(Some records)
- - - - - - -
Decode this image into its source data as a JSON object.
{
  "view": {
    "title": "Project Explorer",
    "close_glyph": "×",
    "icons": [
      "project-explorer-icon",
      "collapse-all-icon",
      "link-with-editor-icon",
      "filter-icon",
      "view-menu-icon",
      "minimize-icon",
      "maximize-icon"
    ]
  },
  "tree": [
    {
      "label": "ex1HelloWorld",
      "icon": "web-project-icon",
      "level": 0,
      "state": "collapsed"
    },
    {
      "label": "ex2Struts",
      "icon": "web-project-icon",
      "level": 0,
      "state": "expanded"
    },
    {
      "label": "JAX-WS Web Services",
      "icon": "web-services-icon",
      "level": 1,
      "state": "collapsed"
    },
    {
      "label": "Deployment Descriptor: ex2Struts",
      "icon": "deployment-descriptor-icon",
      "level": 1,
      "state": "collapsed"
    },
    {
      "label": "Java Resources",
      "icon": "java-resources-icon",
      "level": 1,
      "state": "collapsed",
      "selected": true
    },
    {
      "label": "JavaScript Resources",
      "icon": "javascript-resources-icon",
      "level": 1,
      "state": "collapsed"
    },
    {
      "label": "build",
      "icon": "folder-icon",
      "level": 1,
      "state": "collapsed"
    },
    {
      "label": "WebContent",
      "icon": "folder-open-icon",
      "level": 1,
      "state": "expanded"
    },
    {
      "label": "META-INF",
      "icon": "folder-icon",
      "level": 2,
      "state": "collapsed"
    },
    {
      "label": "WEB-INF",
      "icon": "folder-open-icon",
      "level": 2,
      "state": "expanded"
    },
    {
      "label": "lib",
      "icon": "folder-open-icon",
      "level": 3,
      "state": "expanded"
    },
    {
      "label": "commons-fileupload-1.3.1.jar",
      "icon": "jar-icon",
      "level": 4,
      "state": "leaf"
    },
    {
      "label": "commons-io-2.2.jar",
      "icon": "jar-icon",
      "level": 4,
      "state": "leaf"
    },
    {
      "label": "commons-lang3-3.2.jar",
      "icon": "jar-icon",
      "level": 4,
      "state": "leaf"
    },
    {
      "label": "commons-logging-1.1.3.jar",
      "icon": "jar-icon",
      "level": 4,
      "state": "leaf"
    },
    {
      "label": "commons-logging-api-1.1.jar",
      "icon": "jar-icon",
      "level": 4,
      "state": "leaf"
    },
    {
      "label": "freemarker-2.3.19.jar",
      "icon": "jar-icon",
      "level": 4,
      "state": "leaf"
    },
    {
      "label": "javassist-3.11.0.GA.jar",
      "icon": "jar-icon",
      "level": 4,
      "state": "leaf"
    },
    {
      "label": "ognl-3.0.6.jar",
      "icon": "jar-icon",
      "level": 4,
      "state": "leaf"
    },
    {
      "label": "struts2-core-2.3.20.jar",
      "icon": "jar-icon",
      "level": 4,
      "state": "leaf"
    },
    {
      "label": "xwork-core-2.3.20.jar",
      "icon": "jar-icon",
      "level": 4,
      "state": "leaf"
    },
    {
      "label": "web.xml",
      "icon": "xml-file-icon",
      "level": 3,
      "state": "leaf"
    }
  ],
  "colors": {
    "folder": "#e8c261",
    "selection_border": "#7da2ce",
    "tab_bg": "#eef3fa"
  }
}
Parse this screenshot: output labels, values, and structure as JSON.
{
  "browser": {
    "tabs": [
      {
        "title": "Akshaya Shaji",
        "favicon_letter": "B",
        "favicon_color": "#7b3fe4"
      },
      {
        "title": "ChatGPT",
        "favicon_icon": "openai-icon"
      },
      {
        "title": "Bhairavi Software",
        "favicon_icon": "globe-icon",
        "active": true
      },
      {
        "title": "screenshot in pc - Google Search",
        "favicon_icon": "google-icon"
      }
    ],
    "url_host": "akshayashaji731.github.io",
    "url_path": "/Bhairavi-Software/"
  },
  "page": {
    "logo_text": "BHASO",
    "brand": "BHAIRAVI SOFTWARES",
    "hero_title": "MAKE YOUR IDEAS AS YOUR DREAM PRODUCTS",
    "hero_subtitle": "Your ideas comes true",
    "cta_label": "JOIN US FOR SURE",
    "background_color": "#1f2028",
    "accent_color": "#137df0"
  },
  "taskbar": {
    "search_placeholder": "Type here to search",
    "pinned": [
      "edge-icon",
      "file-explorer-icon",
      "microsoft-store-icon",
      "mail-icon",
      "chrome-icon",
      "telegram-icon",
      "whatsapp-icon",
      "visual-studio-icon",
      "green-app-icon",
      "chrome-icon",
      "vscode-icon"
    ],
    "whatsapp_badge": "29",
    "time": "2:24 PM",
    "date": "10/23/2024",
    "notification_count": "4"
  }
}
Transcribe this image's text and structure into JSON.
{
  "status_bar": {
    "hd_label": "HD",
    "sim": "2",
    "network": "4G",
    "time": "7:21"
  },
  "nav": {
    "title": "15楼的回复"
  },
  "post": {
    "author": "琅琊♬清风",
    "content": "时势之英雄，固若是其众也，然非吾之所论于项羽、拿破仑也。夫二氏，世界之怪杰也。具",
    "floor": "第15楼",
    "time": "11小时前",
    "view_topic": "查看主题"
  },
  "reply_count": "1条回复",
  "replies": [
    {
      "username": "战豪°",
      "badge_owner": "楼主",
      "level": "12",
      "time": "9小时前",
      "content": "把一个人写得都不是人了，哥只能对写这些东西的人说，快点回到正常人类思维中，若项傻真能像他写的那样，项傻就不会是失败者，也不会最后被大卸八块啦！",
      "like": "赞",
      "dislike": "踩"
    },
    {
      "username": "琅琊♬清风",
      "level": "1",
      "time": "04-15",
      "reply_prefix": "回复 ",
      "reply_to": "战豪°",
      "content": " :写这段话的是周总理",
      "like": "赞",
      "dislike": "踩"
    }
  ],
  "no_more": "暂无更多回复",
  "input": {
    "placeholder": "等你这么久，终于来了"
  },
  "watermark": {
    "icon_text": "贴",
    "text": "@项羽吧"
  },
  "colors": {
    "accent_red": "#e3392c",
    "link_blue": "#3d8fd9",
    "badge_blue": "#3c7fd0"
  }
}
- - - - - - -
Set exercise -
Reproduce the material verbatim, line by line.

Answer to this task -
Decode this image into its source data as a JSON object.
{
  "view": {
    "title": "Project Explorer",
    "close_glyph": "×",
    "icons": [
      "project-explorer-icon",
      "collapse-all-icon",
      "link-with-editor-icon",
      "filter-icon",
      "view-menu-icon",
      "minimize-icon",
      "maximize-icon"
    ]
  },
  "tree": [
    {
      "label": "ex1HelloWorld",
      "icon": "web-project-icon",
      "level": 0,
      "state": "collapsed"
    },
    {
      "label": "ex2Struts",
      "icon": "web-project-icon",
      "level": 0,
      "state": "expanded"
    },
    {
      "label": "JAX-WS Web Services",
      "icon": "web-services-icon",
      "level": 1,
      "state": "collapsed"
    },
    {
      "label": "Deployment Descriptor: ex2Struts",
      "icon": "deployment-descriptor-icon",
      "level": 1,
      "state": "collapsed"
    },
    {
      "label": "Java Resources",
      "icon": "java-resources-icon",
      "level": 1,
      "state": "collapsed",
      "selected": true
    },
    {
      "label": "JavaScript Resources",
      "icon": "javascript-resources-icon",
      "level": 1,
      "state": "collapsed"
    },
    {
      "label": "build",
      "icon": "folder-icon",
      "level": 1,
      "state": "collapsed"
    },
    {
      "label": "WebContent",
      "icon": "folder-open-icon",
      "level": 1,
      "state": "expanded"
    },
    {
      "label": "META-INF",
      "icon": "folder-icon",
      "level": 2,
      "state": "collapsed"
    },
    {
      "label": "WEB-INF",
      "icon": "folder-open-icon",
      "level": 2,
      "state": "expanded"
    },
    {
      "label": "lib",
      "icon": "folder-open-icon",
      "level": 3,
      "state": "expanded"
    },
    {
      "label": "commons-fileupload-1.3.1.jar",
      "icon": "jar-icon",
      "level": 4,
      "state": "leaf"
    },
    {
      "label": "commons-io-2.2.jar",
      "icon": "jar-icon",
      "level": 4,
      "state": "leaf"
    },
    {
      "label": "commons-lang3-3.2.jar",
      "icon": "jar-icon",
      "level": 4,
      "state": "leaf"
    },
    {
      "label": "commons-logging-1.1.3.jar",
      "icon": "jar-icon",
      "level": 4,
      "state": "leaf"
    },
    {
      "label": "commons-logging-api-1.1.jar",
      "icon": "jar-icon",
      "level": 4,
      "state": "leaf"
    },
    {
      "label": "freemarker-2.3.19.jar",
      "icon": "jar-icon",
      "level": 4,
      "state": "leaf"
    },
    {
      "label": "javassist-3.11.0.GA.jar",
      "icon": "jar-icon",
      "level": 4,
      "state": "leaf"
    },
    {
      "label": "ognl-3.0.6.jar",
      "icon": "jar-icon",
      "level": 4,
      "state": "leaf"
    },
    {
      "label": "struts2-core-2.3.20.jar",
      "icon": "jar-icon",
      "level": 4,
      "state": "leaf"
    },
    {
      "label": "xwork-core-2.3.20.jar",
      "icon": "jar-icon",
      "level": 4,
      "state": "leaf"
    },
    {
      "label": "web.xml",
      "icon": "xml-file-icon",
      "level": 3,
      "state": "leaf"
    }
  ],
  "colors": {
    "folder": "#e8c261",
    "selection_border": "#7da2ce",
    "tab_bg": "#eef3fa"
  }
}
Parse this screenshot: output labels, values, and structure as JSON.
{
  "browser": {
    "tabs": [
      {
        "title": "Akshaya Shaji",
        "favicon_letter": "B",
        "favicon_color": "#7b3fe4"
      },
      {
        "title": "ChatGPT",
        "favicon_icon": "openai-icon"
      },
      {
        "title": "Bhairavi Software",
        "favicon_icon": "globe-icon",
        "active": true
      },
      {
        "title": "screenshot in pc - Google Search",
        "favicon_icon": "google-icon"
      }
    ],
    "url_host": "akshayashaji731.github.io",
    "url_path": "/Bhairavi-Software/"
  },
  "page": {
    "logo_text": "BHASO",
    "brand": "BHAIRAVI SOFTWARES",
    "hero_title": "MAKE YOUR IDEAS AS YOUR DREAM PRODUCTS",
    "hero_subtitle": "Your ideas comes true",
    "cta_label": "JOIN US FOR SURE",
    "background_color": "#1f2028",
    "accent_color": "#137df0"
  },
  "taskbar": {
    "search_placeholder": "Type here to search",
    "pinned": [
      "edge-icon",
      "file-explorer-icon",
      "microsoft-store-icon",
      "mail-icon",
      "chrome-icon",
      "telegram-icon",
      "whatsapp-icon",
      "visual-studio-icon",
      "green-app-icon",
      "chrome-icon",
      "vscode-icon"
    ],
    "whatsapp_badge": "29",
    "time": "2:24 PM",
    "date": "10/23/2024",
    "notification_count": "4"
  }
}
Transcribe this image's text and structure into JSON.
{
  "status_bar": {
    "hd_label": "HD",
    "sim": "2",
    "network": "4G",
    "time": "7:21"
  },
  "nav": {
    "title": "15楼的回复"
  },
  "post": {
    "author": "琅琊♬清风",
    "content": "时势之英雄，固若是其众也，然非吾之所论于项羽、拿破仑也。夫二氏，世界之怪杰也。具",
    "floor": "第15楼",
    "time": "11小时前",
    "view_topic": "查看主题"
  },
  "reply_count": "1条回复",
  "replies": [
    {
      "username": "战豪°",
      "badge_owner": "楼主",
      "level": "12",
      "time": "9小时前",
      "content": "把一个人写得都不是人了，哥只能对写这些东西的人说，快点回到正常人类思维中，若项傻真能像他写的那样，项傻就不会是失败者，也不会最后被大卸八块啦！",
      "like": "赞",
      "dislike": "踩"
    },
    {
      "username": "琅琊♬清风",
      "level": "1",
      "time": "04-15",
      "reply_prefix": "回复 ",
      "reply_to": "战豪°",
      "content": " :写这段话的是周总理",
      "like": "赞",
      "dislike": "踩"
    }
  ],
  "no_more": "暂无更多回复",
  "input": {
    "placeholder": "等你这么久，终于来了"
  },
  "watermark": {
    "icon_text": "贴",
    "text": "@项羽吧"
  },
  "colors": {
    "accent_red": "#e3392c",
    "link_blue": "#3d8fd9",
    "badge_blue": "#3c7fd0"
  }
}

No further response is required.